#### DATA FOR THE TASK
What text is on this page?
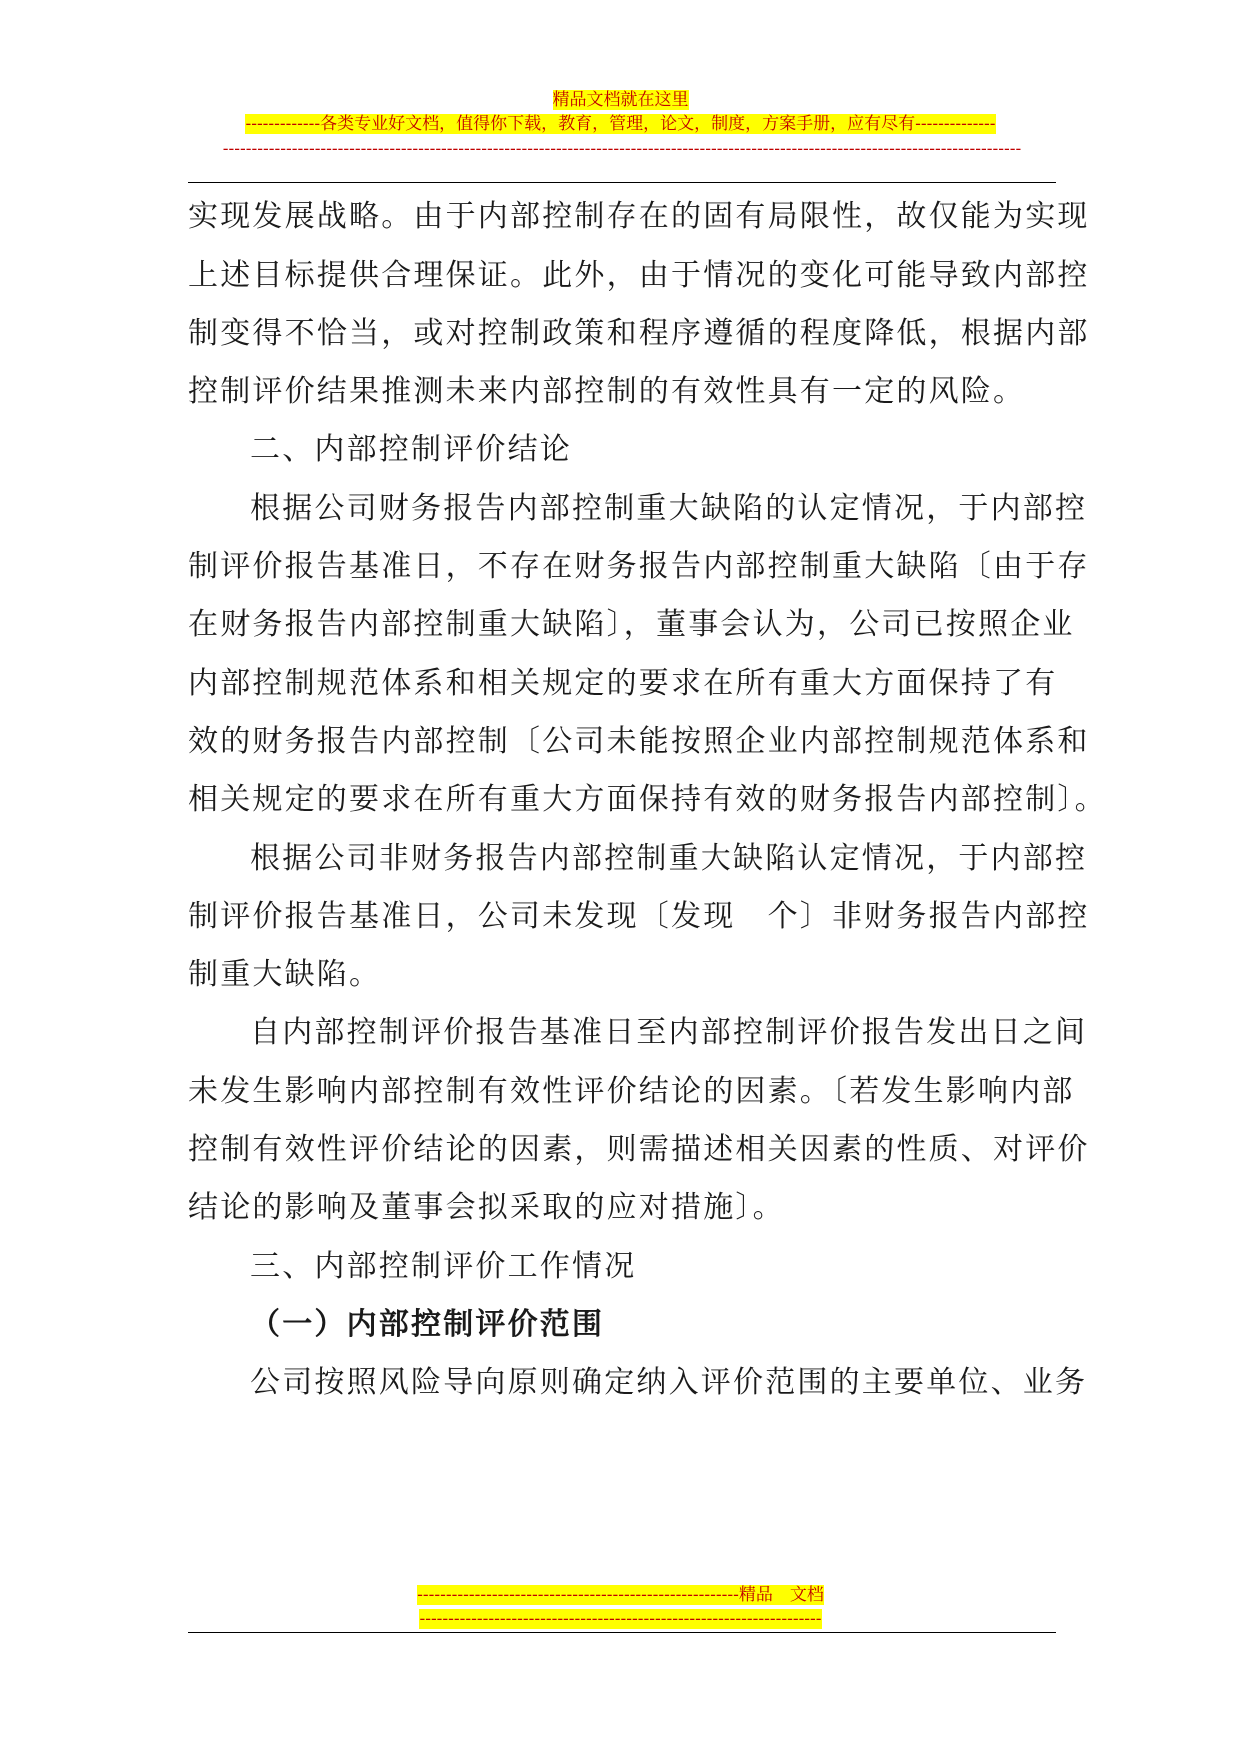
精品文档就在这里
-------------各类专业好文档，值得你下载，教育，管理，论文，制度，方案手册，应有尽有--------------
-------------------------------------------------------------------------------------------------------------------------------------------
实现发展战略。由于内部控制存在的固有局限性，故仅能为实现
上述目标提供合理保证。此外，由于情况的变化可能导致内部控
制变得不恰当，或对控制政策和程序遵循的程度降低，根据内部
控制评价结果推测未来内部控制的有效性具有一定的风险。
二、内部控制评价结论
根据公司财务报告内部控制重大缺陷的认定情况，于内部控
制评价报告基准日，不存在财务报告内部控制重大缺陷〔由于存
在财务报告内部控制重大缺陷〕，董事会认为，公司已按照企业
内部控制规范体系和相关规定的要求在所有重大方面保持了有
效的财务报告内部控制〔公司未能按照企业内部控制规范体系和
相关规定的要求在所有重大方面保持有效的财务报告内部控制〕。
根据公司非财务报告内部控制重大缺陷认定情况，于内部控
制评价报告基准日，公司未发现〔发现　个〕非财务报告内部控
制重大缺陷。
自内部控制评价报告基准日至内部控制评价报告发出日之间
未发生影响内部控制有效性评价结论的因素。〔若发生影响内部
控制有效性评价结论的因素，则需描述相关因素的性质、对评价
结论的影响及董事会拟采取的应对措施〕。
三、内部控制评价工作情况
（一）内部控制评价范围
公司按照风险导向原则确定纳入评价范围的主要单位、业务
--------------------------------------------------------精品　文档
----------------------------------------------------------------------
########
GIVEN EXERCISE: Return every line of the records exactly as given, pictures excluded.

ANSWER TO THE EXERCISE:
What text is on this page?
精品文档就在这里
-------------各类专业好文档，值得你下载，教育，管理，论文，制度，方案手册，应有尽有--------------
-------------------------------------------------------------------------------------------------------------------------------------------
实现发展战略。由于内部控制存在的固有局限性，故仅能为实现
上述目标提供合理保证。此外，由于情况的变化可能导致内部控
制变得不恰当，或对控制政策和程序遵循的程度降低，根据内部
控制评价结果推测未来内部控制的有效性具有一定的风险。
二、内部控制评价结论
根据公司财务报告内部控制重大缺陷的认定情况，于内部控
制评价报告基准日，不存在财务报告内部控制重大缺陷〔由于存
在财务报告内部控制重大缺陷〕，董事会认为，公司已按照企业
内部控制规范体系和相关规定的要求在所有重大方面保持了有
效的财务报告内部控制〔公司未能按照企业内部控制规范体系和
相关规定的要求在所有重大方面保持有效的财务报告内部控制〕。
根据公司非财务报告内部控制重大缺陷认定情况，于内部控
制评价报告基准日，公司未发现〔发现　个〕非财务报告内部控
制重大缺陷。
自内部控制评价报告基准日至内部控制评价报告发出日之间
未发生影响内部控制有效性评价结论的因素。〔若发生影响内部
控制有效性评价结论的因素，则需描述相关因素的性质、对评价
结论的影响及董事会拟采取的应对措施〕。
三、内部控制评价工作情况
（一）内部控制评价范围
公司按照风险导向原则确定纳入评价范围的主要单位、业务
--------------------------------------------------------精品　文档
----------------------------------------------------------------------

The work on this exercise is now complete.